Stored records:
>> Begin
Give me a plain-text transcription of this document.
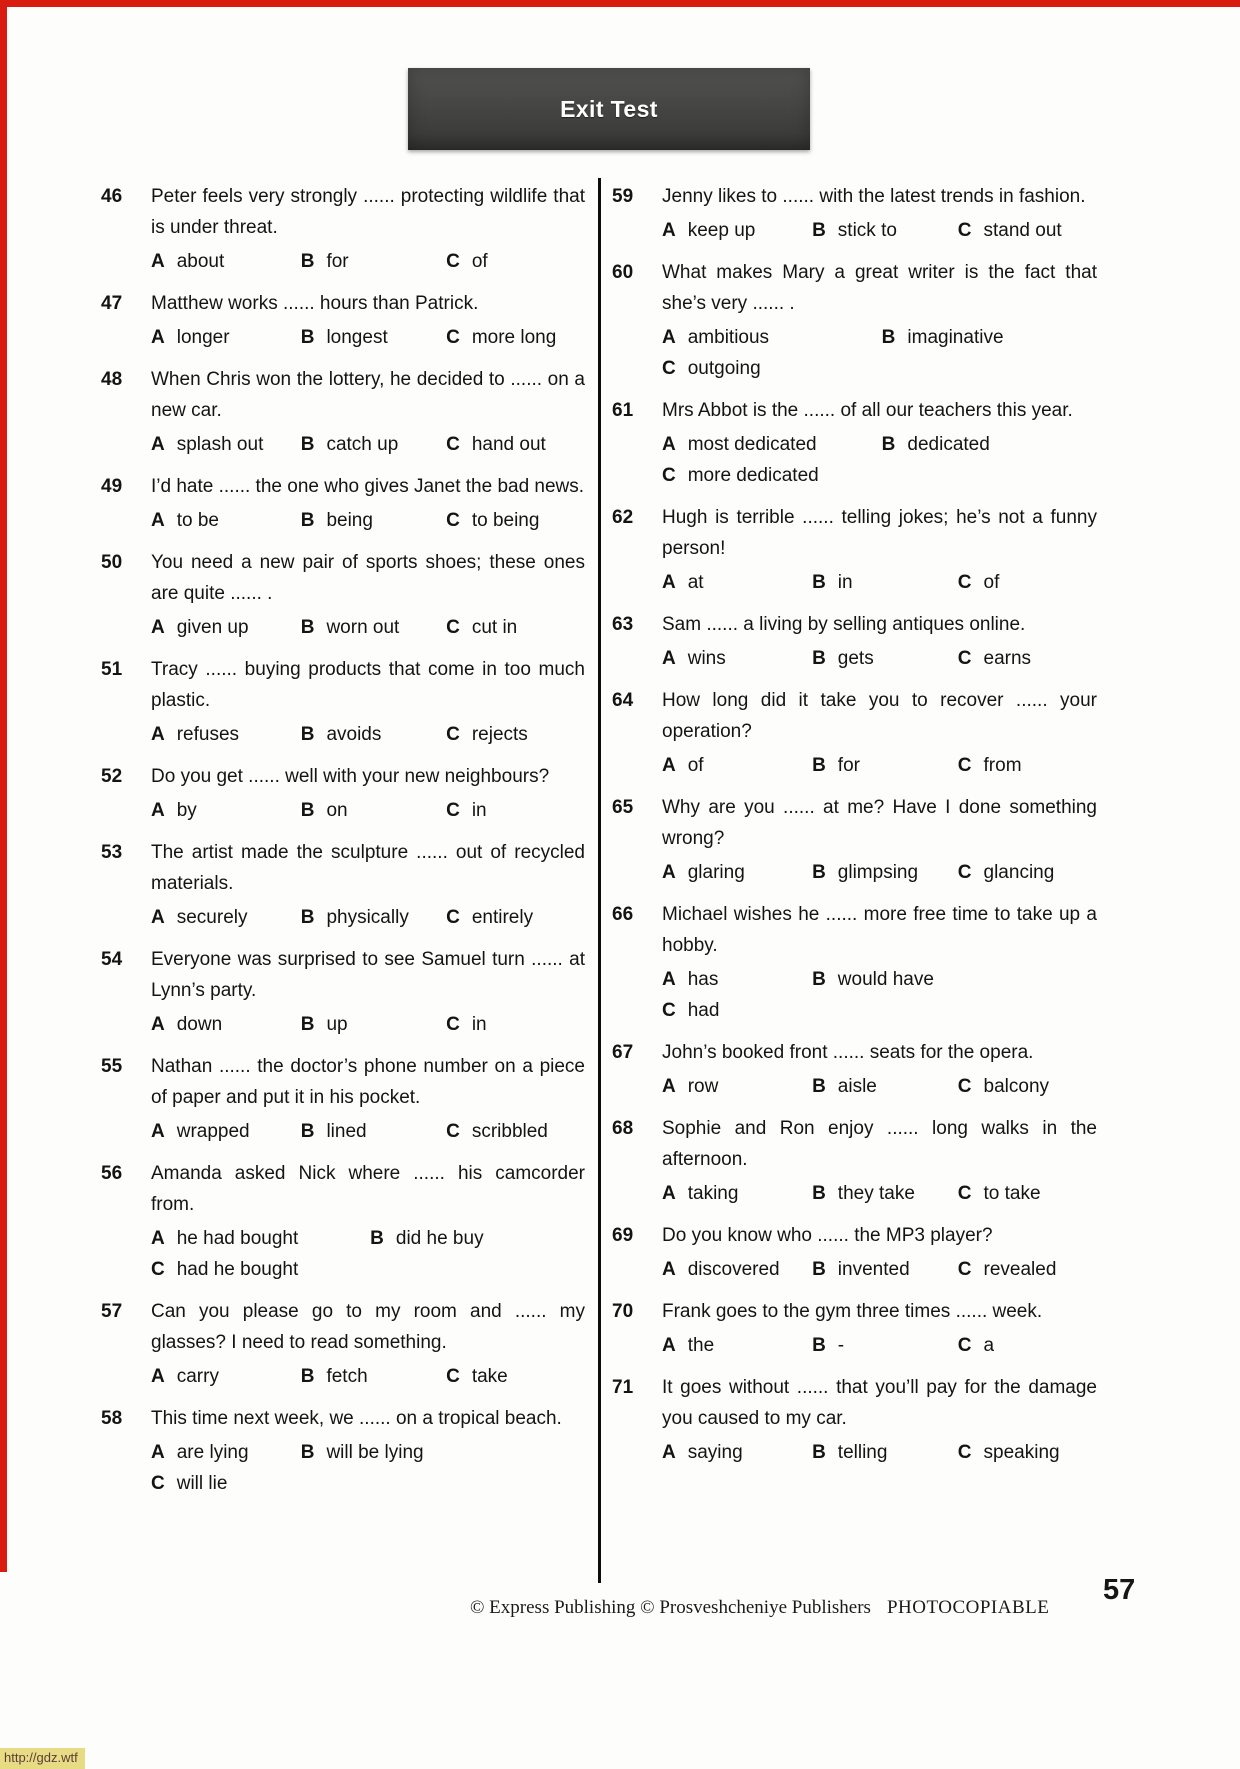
Exit Test
46	Peter feels very strongly ...... protecting wildlife that is under threat.
A about	B for	C of
47	Matthew works ...... hours than Patrick.
A longer	B longest	C more long
48	When Chris won the lottery, he decided to ...... on a new car.
A splash out	B catch up	C hand out
49	I’d hate ...... the one who gives Janet the bad news.
A to be	B being	C to being
50	You need a new pair of sports shoes; these ones are quite ...... .
A given up	B worn out	C cut in
51	Tracy ...... buying products that come in too much plastic.
A refuses	B avoids	C rejects
52	Do you get ...... well with your new neighbours?
A by	B on	C in
53	The artist made the sculpture ...... out of recycled materials.
A securely	B physically	C entirely
54	Everyone was surprised to see Samuel turn ...... at Lynn’s party.
A down	B up	C in
55	Nathan ...... the doctor’s phone number on a piece of paper and put it in his pocket.
A wrapped	B lined	C scribbled
56	Amanda asked Nick where ...... his camcorder from.
A he had bought	B did he buy
C had he bought
57	Can you please go to my room and ...... my glasses? I need to read something.
A carry	B fetch	C take
58	This time next week, we ...... on a tropical beach.
A are lying	B will be lying
C will lie
59	Jenny likes to ...... with the latest trends in fashion.
A keep up	B stick to	C stand out
60	What makes Mary a great writer is the fact that she’s very ...... .
A ambitious	B imaginative
C outgoing
61	Mrs Abbot is the ...... of all our teachers this year.
A most dedicated	B dedicated
C more dedicated
62	Hugh is terrible ...... telling jokes; he’s not a funny person!
A at	B in	C of
63	Sam ...... a living by selling antiques online.
A wins	B gets	C earns
64	How long did it take you to recover ...... your operation?
A of	B for	C from
65	Why are you ...... at me? Have I done something wrong?
A glaring	B glimpsing	C glancing
66	Michael wishes he ...... more free time to take up a hobby.
A has	B would have
C had
67	John’s booked front ...... seats for the opera.
A row	B aisle	C balcony
68	Sophie and Ron enjoy ...... long walks in the afternoon.
A taking	B they take	C to take
69	Do you know who ...... the MP3 player?
A discovered	B invented	C revealed
70	Frank goes to the gym three times ...... week.
A the	B -	C a
71	It goes without ...... that you’ll pay for the damage you caused to my car.
A saying	B telling	C speaking
© Express Publishing © Prosveshcheniye Publishers PHOTOCOPIABLE
57
http://gdz.wtf
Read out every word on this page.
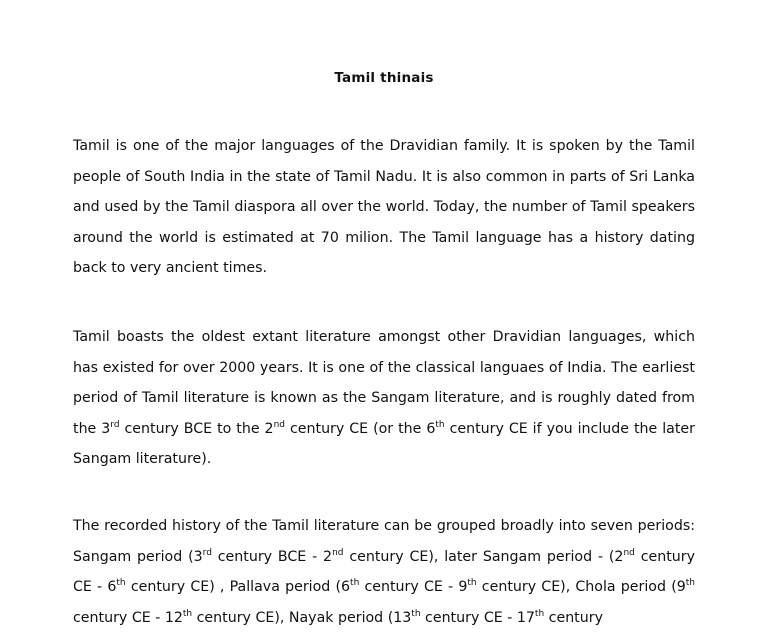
Tamil thinais

Tamil is one of the major languages of the Dravidian family. It is spoken by the Tamil people of South India in the state of Tamil Nadu. It is also common in parts of Sri Lanka and used by the Tamil diaspora all over the world. Today, the number of Tamil speakers around the world is estimated at 70 milion. The Tamil language has a history dating back to very ancient times.

Tamil boasts the oldest extant literature amongst other Dravidian languages, which has existed for over 2000 years. It is one of the classical languaes of India. The earliest period of Tamil literature is known as the Sangam literature, and is roughly dated from the 3rd century BCE to the 2nd century CE (or the 6th century CE if you include the later Sangam literature).

The recorded history of the Tamil literature can be grouped broadly into seven periods: Sangam period (3rd century BCE - 2nd century CE), later Sangam period - (2nd century CE - 6th century CE) , Pallava period (6th century CE - 9th century CE), Chola period (9th century CE - 12th century CE), Nayak period (13th century CE - 17th century
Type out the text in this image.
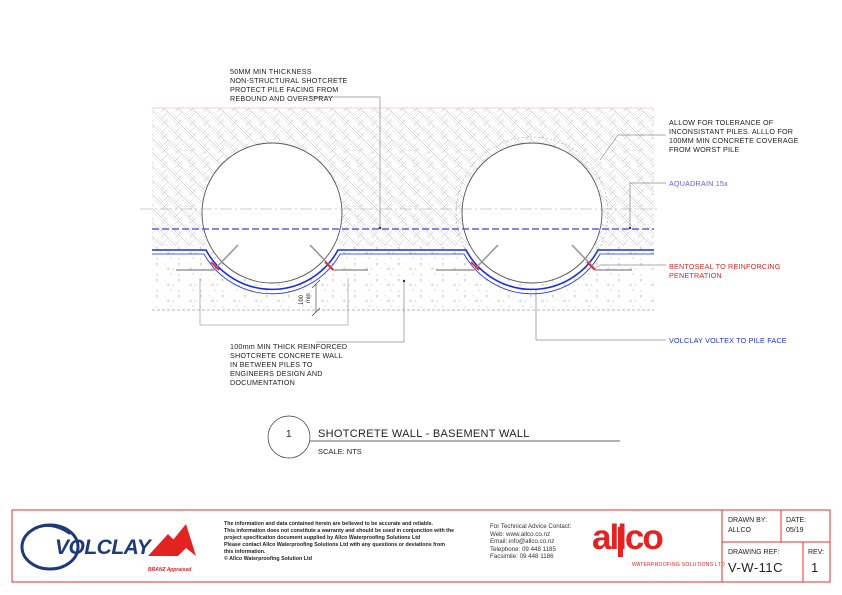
50MM MIN THICKNESS
NON-STRUCTURAL SHOTCRETE
PROTECT PILE FACING FROM
REBOUND AND OVERSPRAY
ALLOW FOR TOLERANCE OF
INCONSISTANT PILES. ALLLO FOR
100MM MIN CONCRETE COVERAGE
FROM WORST PILE
AQUADRAIN 15x
BENTOSEAL TO REINFORCING
PENETRATION
VOLCLAY VOLTEX TO PILE FACE
100mm MIN THICK REINFORCED
SHOTCRETE CONCRETE WALL
IN BETWEEN PILES TO
ENGINEERS DESIGN AND
DOCUMENTATION
100 min
1 SHOTCRETE WALL - BASEMENT WALL
SCALE: NTS
VOLCLAY
BRANZ Appraised
The information and data contained herein are believed to be accurate and reliable.
This information does not constitute a warranty and should be used in conjunction with the
project specification document supplied by Allco Waterproofing Solutions Ltd
Please contact Allco Waterproofing Solutions Ltd with any questions or deviations from
this information.
© Allco Waterproofing Solution Ltd
For Technical Advice Contact:
Web: www.allco.co.nz
Email: info@allco.co.nz
Telephone: 09 448 1185
Facsimile: 09 448 1186	allco
WATERPROOFING SOLUTIONS LTD
DRAWN BY:
ALLCO
DATE:
05/19
DRAWING REF:
V-W-11C
REV:
1
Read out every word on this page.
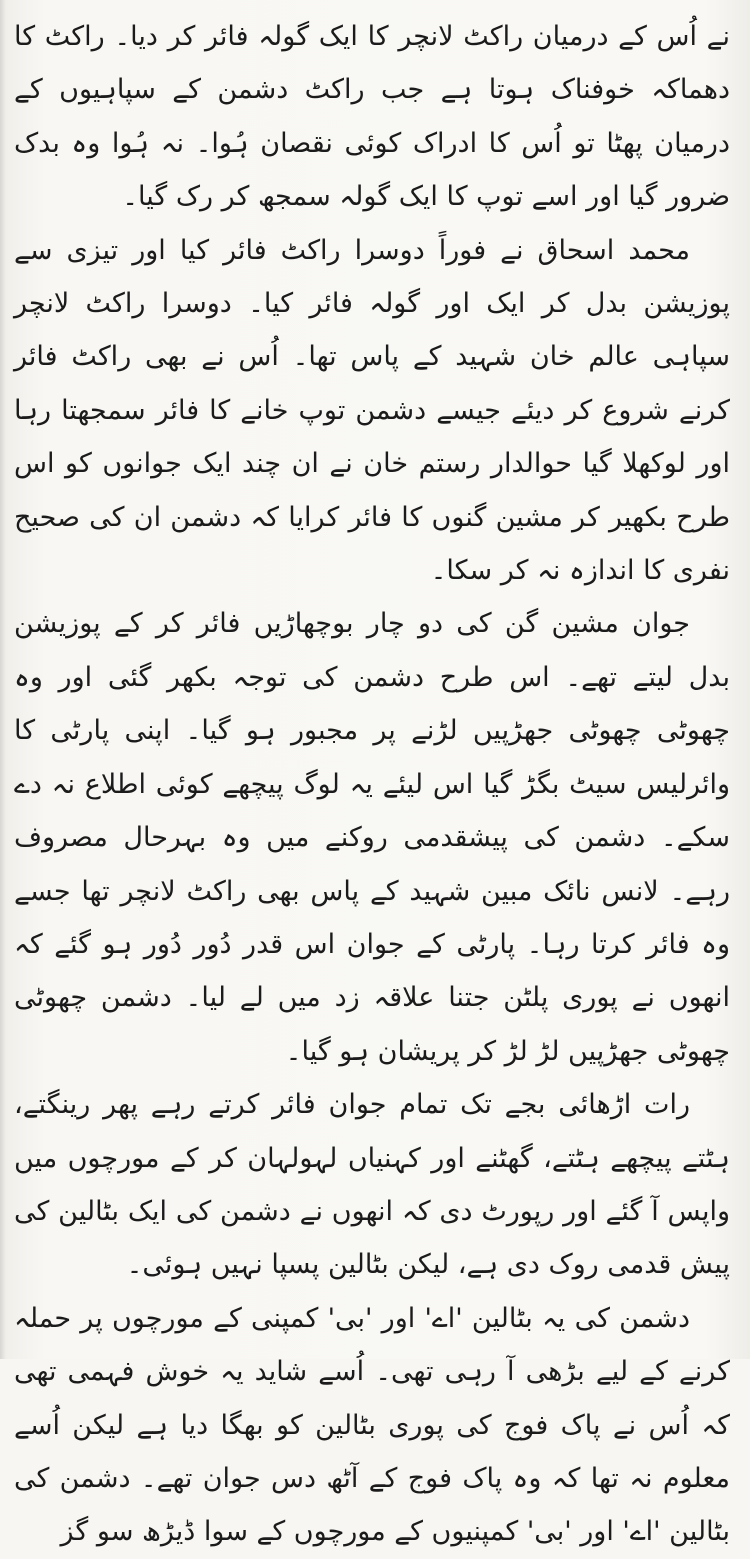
نے اُس کے درمیان راکٹ لانچر کا ایک گولہ فائر کر دیا۔ راکٹ کا دھماکہ خوفناک ہوتا ہے جب راکٹ دشمن کے سپاہیوں کے درمیان پھٹا تو اُس کا ادراک کوئی نقصان ہُوا۔ نہ ہُوا وہ بدک ضرور گیا اور اسے توپ کا ایک گولہ سمجھ کر رک گیا۔

محمد اسحاق نے فوراً دوسرا راکٹ فائر کیا اور تیزی سے پوزیشن بدل کر ایک اور گولہ فائر کیا۔ دوسرا راکٹ لانچر سپاہی عالم خان شہید کے پاس تھا۔ اُس نے بھی راکٹ فائر کرنے شروع کر دیئے جیسے دشمن توپ خانے کا فائر سمجھتا رہا اور لوکھلا گیا حوالدار رستم خان نے ان چند ایک جوانوں کو اس طرح بکھیر کر مشین گنوں کا فائر کرایا کہ دشمن ان کی صحیح نفری کا اندازہ نہ کر سکا۔

جوان مشین گن کی دو چار بوچھاڑیں فائر کر کے پوزیشن بدل لیتے تھے۔ اس طرح دشمن کی توجہ بکھر گئی اور وہ چھوٹی چھوٹی جھڑپیں لڑنے پر مجبور ہو گیا۔ اپنی پارٹی کا وائرلیس سیٹ بگڑ گیا اس لیئے یہ لوگ پیچھے کوئی اطلاع نہ دے سکے۔ دشمن کی پیشقدمی روکنے میں وہ بہرحال مصروف رہے۔ لانس نائک مبین شہید کے پاس بھی راکٹ لانچر تھا جسے وہ فائر کرتا رہا۔ پارٹی کے جوان اس قدر دُور دُور ہو گئے کہ انھوں نے پوری پلٹن جتنا علاقہ زد میں لے لیا۔ دشمن چھوٹی چھوٹی جھڑپیں لڑ لڑ کر پریشان ہو گیا۔

رات اڑھائی بجے تک تمام جوان فائر کرتے رہے پھر رینگتے، ہٹتے پیچھے ہٹتے، گھٹنے اور کہنیاں لہولہان کر کے مورچوں میں واپس آ گئے اور رپورٹ دی کہ انھوں نے دشمن کی ایک بٹالین کی پیش قدمی روک دی ہے، لیکن بٹالین پسپا نہیں ہوئی۔

دشمن کی یہ بٹالین 'اے' اور 'بی' کمپنی کے مورچوں پر حملہ کرنے کے لیے بڑھی آ رہی تھی۔ اُسے شاید یہ خوش فہمی تھی کہ اُس نے پاک فوج کی پوری بٹالین کو بھگا دیا ہے لیکن اُسے معلوم نہ تھا کہ وہ پاک فوج کے آٹھ دس جوان تھے۔ دشمن کی بٹالین 'اے' اور 'بی' کمپنیوں کے مورچوں کے سوا ڈیڑھ سو گز
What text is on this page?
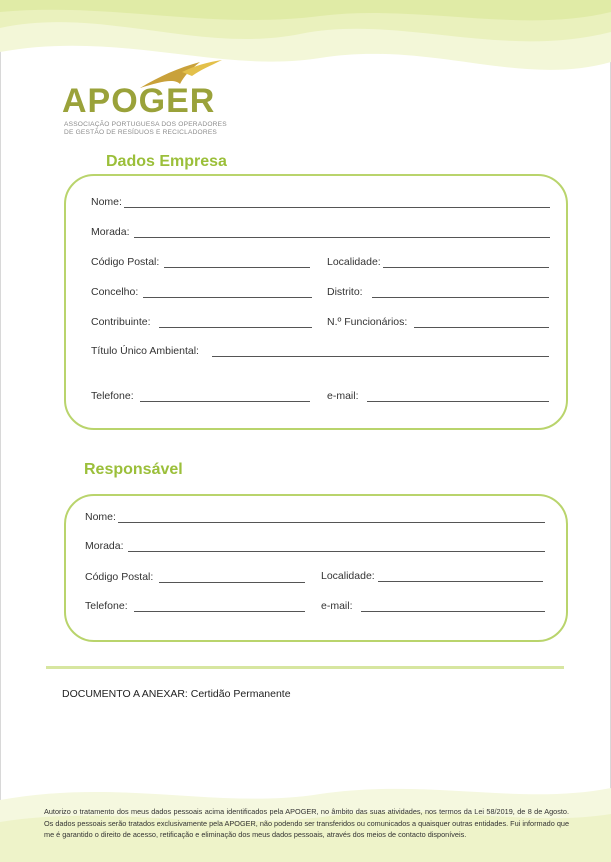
APOGER
ASSOCIAÇÃO PORTUGUESA DOS OPERADORES
DE GESTÃO DE RESÍDUOS E RECICLADORES
Dados Empresa
Nome:
Morada:
Código Postal:	Localidade:
Concelho:	Distrito:
Contribuinte:	N.º Funcionários:
Título Único Ambiental:
Telefone:	e-mail:
Responsável
Nome:
Morada:
Código Postal:	Localidade:
Telefone:	e-mail:
DOCUMENTO A ANEXAR: Certidão Permanente
Autorizo o tratamento dos meus dados pessoais acima identificados pela APOGER, no âmbito das suas atividades, nos termos da Lei 58/2019, de 8 de Agosto. Os dados pessoais serão tratados exclusivamente pela APOGER, não podendo ser transferidos ou comunicados a quaisquer outras entidades. Fui informado que me é garantido o direito de acesso, retificação e eliminação dos meus dados pessoais, através dos meios de contacto disponíveis.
>> End
WHAT YOU NEED TO DO: Search the entries for the word "VOLCLAY" and pick out every line that holds it.

RESPONSE:
VOLCLAY VOLTEX TO PILE FACE
VOLCLAY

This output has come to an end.